Records from a collection
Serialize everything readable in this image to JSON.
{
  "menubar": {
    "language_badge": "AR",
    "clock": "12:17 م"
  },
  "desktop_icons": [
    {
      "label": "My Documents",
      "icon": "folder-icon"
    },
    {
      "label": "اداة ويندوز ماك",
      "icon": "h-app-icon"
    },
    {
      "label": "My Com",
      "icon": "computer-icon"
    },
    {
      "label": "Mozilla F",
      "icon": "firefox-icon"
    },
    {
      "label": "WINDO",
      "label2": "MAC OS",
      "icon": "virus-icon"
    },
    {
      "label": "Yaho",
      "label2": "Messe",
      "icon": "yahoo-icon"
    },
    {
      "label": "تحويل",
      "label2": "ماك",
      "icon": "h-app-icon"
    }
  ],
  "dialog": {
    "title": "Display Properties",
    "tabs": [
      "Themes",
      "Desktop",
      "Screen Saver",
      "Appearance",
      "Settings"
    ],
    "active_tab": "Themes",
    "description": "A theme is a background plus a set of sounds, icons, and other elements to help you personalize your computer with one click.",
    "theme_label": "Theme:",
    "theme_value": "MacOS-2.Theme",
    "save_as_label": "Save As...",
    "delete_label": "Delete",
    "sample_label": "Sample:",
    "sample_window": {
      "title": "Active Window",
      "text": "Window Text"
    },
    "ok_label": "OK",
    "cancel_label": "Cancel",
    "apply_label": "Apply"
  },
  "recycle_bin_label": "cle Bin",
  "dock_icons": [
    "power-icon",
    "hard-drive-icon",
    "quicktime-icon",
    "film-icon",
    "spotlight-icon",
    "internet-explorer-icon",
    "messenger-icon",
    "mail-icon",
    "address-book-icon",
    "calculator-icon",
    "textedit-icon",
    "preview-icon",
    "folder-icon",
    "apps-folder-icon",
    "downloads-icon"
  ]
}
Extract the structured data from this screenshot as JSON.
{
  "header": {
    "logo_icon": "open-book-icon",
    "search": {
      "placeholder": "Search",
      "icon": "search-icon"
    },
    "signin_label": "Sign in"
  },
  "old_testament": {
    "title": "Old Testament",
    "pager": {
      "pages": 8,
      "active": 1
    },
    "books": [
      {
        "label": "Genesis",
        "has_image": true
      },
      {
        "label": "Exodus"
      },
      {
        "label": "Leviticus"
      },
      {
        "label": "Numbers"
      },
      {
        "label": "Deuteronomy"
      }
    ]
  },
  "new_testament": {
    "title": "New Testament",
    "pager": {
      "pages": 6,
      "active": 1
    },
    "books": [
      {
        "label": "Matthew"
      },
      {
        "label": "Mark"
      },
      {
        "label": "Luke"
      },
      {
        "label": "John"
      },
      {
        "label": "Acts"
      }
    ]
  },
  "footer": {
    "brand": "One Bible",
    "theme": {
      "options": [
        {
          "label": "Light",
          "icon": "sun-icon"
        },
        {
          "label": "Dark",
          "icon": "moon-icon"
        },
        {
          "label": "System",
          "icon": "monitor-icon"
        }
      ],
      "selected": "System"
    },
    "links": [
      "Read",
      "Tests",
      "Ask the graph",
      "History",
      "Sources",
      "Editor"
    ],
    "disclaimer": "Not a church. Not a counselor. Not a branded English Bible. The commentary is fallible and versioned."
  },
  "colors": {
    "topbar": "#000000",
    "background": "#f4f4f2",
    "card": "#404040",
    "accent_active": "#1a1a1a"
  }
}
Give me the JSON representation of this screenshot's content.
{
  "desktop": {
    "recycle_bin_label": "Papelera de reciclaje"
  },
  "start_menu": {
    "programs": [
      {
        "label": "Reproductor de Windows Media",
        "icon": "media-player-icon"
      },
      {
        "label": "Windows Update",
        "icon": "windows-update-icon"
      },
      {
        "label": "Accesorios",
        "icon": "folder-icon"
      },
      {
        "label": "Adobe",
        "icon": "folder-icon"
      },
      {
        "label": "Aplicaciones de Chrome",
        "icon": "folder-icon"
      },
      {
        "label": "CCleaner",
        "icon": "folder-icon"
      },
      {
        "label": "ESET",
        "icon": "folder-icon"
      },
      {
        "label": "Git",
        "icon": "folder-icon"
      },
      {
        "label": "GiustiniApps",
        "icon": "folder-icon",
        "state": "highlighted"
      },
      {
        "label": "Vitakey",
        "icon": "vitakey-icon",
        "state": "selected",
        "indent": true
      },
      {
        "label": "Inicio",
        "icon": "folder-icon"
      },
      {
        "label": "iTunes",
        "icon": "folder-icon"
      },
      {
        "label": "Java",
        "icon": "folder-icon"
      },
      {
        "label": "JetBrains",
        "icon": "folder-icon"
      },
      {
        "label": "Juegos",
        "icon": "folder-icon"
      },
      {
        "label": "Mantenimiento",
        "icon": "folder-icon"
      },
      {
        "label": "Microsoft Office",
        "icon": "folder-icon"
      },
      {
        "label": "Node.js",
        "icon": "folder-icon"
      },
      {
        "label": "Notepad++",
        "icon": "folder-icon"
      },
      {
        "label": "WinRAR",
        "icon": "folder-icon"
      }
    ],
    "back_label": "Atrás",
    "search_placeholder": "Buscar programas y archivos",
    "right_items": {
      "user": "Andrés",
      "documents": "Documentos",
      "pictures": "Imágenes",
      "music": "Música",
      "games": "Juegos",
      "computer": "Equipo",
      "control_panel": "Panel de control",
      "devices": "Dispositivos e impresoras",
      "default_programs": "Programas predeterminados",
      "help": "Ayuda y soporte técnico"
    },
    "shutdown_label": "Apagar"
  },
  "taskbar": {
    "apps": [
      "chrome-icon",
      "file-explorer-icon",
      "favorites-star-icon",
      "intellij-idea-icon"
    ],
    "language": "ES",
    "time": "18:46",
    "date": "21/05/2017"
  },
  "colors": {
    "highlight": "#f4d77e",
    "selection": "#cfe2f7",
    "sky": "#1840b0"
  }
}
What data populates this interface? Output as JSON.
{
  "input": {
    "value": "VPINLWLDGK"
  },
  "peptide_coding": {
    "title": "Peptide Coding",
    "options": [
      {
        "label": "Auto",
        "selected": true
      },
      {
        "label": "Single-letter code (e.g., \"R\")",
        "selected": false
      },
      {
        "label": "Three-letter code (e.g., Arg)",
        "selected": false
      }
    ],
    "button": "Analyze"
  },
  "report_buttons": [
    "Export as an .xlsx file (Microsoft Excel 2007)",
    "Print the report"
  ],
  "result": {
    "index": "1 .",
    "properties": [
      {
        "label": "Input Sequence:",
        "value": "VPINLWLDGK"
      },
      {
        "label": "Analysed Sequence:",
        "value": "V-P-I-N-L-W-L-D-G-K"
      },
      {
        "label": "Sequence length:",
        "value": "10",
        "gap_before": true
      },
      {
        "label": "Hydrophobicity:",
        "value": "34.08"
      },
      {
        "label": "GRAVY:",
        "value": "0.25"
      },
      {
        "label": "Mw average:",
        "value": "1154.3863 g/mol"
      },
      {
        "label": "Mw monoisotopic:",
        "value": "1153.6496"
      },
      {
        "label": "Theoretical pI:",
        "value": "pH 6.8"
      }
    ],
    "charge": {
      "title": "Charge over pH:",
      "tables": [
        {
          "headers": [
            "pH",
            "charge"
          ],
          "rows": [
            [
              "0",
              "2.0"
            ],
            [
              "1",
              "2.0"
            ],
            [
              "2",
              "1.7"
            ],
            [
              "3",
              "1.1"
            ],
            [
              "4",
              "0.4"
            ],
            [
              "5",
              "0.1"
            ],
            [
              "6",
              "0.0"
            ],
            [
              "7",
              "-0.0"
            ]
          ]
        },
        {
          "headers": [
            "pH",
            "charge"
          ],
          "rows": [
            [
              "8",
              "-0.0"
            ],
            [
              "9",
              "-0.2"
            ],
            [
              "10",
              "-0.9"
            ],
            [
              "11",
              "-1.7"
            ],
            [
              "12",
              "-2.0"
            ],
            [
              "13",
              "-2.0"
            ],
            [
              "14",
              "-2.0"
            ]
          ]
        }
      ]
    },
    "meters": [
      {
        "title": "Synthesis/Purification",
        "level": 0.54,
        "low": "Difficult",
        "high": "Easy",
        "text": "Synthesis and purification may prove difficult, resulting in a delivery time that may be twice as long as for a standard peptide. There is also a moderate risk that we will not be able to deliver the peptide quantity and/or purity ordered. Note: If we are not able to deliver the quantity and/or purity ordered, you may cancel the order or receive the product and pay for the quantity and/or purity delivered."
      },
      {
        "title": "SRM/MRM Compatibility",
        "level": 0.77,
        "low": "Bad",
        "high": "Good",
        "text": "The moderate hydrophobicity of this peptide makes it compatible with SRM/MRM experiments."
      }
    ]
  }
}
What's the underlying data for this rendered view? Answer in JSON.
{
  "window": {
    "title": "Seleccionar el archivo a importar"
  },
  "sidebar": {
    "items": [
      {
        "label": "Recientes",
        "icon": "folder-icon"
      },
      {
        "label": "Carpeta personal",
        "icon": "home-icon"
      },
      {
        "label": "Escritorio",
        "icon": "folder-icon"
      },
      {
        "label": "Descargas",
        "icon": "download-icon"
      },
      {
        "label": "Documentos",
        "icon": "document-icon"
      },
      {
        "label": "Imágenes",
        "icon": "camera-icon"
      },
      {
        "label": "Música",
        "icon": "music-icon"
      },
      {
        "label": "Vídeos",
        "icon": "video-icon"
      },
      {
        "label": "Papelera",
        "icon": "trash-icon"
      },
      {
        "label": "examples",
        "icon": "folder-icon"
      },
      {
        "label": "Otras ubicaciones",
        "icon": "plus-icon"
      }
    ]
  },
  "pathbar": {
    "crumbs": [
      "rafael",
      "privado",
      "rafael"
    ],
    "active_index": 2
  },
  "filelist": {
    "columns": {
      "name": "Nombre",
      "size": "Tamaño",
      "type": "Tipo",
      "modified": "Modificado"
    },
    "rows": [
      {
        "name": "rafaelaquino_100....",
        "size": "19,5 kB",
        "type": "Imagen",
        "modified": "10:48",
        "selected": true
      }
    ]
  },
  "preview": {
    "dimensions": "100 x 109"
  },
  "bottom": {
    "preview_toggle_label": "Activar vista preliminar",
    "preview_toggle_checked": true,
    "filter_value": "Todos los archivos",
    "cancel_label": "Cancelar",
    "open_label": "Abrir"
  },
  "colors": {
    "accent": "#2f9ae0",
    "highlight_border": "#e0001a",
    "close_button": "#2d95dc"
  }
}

▶ [EXERCISE OBJECTIVE] Establish how many lines of the records contain the string "modified" and state that number without elaboration.

▶ [ANSWER TO THE EXERCISE] 2